Look through the material and copy each line holding "label".

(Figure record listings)
++++++++++++++++++++

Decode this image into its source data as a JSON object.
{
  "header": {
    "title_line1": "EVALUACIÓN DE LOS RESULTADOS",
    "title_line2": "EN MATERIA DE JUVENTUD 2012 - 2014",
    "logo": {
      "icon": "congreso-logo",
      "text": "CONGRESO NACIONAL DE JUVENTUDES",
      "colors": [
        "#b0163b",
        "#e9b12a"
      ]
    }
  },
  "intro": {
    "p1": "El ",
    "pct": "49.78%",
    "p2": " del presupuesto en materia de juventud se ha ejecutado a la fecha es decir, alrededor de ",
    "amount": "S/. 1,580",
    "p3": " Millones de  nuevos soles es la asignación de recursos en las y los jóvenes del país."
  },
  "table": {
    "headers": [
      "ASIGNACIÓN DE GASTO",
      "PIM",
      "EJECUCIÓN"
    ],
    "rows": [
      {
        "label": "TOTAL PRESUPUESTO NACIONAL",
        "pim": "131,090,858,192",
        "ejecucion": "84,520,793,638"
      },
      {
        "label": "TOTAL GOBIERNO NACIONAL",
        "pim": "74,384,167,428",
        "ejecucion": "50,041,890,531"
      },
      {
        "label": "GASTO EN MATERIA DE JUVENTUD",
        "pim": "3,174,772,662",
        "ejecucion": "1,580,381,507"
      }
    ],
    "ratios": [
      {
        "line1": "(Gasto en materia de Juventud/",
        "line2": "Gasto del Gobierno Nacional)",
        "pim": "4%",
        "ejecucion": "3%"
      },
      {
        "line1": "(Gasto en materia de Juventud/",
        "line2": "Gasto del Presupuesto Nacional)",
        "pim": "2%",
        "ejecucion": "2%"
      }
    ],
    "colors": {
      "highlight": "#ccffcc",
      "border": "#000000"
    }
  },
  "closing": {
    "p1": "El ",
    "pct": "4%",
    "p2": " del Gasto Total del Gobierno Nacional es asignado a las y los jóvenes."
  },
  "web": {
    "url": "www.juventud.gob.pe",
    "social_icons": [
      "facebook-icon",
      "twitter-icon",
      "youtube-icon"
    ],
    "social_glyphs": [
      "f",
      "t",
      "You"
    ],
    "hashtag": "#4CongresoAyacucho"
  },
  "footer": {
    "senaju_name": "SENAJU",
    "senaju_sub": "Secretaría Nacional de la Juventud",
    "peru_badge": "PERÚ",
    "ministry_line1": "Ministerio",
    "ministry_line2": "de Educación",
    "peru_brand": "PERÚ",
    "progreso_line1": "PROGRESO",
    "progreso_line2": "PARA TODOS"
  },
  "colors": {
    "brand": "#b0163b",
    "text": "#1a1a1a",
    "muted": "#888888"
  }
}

++++++++++++++++++++

* Result of this exercise *
        "label": "TOTAL PRESUPUESTO NACIONAL",
        "label": "TOTAL GOBIERNO NACIONAL",
        "label": "GASTO EN MATERIA DE JUVENTUD",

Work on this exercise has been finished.